* _THE PROBLEM_
Find every line below that contains the word "Covid" and copy it out.
## start LISTING
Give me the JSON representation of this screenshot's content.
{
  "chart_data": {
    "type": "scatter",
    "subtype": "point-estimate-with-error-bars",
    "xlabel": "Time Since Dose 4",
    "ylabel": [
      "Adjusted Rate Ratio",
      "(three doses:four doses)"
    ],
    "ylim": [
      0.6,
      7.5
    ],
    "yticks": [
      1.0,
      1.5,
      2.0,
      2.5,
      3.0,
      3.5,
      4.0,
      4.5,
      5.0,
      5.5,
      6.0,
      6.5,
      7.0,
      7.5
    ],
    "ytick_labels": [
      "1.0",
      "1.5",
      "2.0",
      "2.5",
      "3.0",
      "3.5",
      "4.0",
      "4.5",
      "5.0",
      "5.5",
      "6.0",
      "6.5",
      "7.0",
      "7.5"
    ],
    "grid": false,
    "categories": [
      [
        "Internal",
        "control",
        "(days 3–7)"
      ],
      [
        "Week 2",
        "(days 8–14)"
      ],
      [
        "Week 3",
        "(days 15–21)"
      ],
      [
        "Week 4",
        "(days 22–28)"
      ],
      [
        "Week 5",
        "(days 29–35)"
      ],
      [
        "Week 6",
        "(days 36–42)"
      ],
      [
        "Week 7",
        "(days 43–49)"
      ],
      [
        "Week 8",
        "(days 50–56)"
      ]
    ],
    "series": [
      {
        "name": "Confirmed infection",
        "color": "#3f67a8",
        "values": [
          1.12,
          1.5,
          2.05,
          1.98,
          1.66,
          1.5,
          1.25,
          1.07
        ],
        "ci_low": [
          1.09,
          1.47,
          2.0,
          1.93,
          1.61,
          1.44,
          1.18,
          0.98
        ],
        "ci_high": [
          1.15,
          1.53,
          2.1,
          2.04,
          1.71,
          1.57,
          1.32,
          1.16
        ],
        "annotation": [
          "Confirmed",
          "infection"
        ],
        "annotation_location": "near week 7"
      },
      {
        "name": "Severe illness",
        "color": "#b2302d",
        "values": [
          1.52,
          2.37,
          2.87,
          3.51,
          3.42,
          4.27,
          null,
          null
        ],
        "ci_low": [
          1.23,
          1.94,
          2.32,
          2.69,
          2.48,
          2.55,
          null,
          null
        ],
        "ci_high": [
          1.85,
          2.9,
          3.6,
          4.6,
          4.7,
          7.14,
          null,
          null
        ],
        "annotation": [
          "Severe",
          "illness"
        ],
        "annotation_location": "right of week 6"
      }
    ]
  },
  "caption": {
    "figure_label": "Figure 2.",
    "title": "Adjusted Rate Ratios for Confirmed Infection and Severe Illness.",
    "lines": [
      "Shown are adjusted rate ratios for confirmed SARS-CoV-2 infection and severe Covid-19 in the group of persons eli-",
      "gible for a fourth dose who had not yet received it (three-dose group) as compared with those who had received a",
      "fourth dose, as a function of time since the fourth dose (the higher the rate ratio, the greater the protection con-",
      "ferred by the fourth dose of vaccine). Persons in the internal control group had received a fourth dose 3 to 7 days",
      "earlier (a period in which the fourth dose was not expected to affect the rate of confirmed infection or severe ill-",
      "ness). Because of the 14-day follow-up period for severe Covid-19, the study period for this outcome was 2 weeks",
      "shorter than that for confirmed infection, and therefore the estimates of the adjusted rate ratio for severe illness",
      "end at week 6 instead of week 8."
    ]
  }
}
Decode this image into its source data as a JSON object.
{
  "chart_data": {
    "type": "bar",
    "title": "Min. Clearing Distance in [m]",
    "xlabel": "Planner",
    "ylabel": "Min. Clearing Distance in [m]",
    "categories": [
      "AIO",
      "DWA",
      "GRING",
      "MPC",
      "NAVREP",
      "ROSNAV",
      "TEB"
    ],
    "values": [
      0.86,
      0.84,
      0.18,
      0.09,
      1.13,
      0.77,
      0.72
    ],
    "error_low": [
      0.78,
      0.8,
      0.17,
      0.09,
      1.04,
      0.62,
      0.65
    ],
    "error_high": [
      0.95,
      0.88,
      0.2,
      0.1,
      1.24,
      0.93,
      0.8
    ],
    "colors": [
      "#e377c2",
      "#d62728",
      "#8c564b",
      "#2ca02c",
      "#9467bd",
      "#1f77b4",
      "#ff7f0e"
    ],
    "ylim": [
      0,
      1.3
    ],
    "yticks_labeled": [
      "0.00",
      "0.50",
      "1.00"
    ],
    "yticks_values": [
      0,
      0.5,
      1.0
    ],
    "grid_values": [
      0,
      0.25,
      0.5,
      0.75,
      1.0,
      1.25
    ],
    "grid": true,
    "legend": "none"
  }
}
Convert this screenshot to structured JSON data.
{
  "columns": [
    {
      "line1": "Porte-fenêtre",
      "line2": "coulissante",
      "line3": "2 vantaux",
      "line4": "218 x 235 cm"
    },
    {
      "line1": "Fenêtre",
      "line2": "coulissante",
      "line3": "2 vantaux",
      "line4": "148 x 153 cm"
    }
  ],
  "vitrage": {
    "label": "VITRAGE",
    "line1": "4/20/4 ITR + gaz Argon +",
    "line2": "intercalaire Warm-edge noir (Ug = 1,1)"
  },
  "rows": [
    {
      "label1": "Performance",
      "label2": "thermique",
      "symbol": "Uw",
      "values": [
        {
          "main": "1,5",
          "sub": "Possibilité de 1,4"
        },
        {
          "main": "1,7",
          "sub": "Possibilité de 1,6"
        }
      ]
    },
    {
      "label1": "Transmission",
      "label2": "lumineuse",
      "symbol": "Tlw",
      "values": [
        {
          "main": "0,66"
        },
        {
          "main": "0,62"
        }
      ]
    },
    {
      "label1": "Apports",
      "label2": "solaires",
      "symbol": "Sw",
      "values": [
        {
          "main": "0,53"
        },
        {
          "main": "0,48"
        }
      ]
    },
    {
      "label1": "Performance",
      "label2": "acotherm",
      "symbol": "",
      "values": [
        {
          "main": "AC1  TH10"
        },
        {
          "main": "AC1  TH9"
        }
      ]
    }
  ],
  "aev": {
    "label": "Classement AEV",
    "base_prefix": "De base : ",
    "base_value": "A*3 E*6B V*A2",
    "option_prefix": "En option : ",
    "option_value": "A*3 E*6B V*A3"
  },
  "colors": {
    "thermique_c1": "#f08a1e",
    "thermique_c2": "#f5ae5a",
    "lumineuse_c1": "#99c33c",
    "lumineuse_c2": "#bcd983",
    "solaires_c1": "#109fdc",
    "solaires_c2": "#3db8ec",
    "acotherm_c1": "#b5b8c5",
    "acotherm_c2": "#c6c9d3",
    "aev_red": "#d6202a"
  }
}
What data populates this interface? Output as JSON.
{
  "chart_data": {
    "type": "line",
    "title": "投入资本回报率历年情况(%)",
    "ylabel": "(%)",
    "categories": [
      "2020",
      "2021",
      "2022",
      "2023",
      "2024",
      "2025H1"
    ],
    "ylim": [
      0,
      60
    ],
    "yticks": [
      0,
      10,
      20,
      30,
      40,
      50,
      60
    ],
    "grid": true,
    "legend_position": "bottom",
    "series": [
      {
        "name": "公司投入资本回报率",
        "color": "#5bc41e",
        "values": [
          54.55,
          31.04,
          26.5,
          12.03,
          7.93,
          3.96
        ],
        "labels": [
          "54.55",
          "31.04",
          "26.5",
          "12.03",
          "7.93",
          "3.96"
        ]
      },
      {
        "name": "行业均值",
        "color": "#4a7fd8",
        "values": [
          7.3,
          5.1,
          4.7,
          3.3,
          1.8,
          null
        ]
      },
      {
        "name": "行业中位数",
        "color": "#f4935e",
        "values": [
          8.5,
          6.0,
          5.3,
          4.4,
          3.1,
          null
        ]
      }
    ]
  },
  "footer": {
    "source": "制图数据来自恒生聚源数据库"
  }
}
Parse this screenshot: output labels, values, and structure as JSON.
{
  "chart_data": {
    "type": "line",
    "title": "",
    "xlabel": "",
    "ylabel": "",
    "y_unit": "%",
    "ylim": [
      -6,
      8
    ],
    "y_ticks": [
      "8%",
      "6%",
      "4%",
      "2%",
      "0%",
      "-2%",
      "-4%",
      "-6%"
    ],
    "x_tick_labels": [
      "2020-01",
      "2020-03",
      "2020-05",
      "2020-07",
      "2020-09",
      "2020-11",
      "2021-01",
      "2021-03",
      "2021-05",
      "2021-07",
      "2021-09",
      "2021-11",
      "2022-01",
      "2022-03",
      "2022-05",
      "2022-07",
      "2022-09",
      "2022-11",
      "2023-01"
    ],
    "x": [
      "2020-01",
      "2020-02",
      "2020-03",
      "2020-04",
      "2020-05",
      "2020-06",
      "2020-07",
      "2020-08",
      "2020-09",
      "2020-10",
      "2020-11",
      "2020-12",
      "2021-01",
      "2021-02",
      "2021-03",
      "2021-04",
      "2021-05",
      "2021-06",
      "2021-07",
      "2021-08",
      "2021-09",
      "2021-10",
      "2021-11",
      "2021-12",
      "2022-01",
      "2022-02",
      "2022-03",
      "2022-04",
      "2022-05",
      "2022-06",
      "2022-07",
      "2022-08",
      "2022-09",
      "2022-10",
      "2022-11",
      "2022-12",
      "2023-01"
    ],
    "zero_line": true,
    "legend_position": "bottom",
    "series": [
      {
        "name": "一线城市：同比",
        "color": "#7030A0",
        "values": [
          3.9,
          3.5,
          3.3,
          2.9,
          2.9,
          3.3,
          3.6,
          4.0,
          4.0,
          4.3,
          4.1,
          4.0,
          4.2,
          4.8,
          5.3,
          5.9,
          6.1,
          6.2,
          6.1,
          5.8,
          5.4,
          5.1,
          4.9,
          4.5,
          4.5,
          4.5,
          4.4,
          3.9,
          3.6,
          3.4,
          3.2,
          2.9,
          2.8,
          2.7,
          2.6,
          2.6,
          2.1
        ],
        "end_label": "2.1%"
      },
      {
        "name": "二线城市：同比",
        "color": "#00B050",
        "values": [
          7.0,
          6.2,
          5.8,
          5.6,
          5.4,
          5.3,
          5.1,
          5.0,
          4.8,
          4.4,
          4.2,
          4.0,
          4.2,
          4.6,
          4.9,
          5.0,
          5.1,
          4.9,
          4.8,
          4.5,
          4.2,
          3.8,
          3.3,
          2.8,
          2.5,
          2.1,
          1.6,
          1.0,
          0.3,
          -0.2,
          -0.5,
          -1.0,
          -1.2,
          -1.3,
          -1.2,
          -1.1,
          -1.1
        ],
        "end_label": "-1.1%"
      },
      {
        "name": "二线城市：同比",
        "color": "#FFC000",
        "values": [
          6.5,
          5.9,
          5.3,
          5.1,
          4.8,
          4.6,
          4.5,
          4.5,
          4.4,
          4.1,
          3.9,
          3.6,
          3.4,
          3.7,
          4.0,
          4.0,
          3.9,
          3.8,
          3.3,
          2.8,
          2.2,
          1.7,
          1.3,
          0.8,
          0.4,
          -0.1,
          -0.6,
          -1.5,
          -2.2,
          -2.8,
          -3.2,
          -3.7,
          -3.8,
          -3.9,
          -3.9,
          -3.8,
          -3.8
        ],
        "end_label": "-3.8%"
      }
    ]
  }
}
## end LISTING
* _SOLUTION FOR THIS TASK_
      "Shown are adjusted rate ratios for confirmed SARS-CoV-2 infection and severe Covid-19 in the group of persons eli-",
      "ness). Because of the 14-day follow-up period for severe Covid-19, the study period for this outcome was 2 weeks",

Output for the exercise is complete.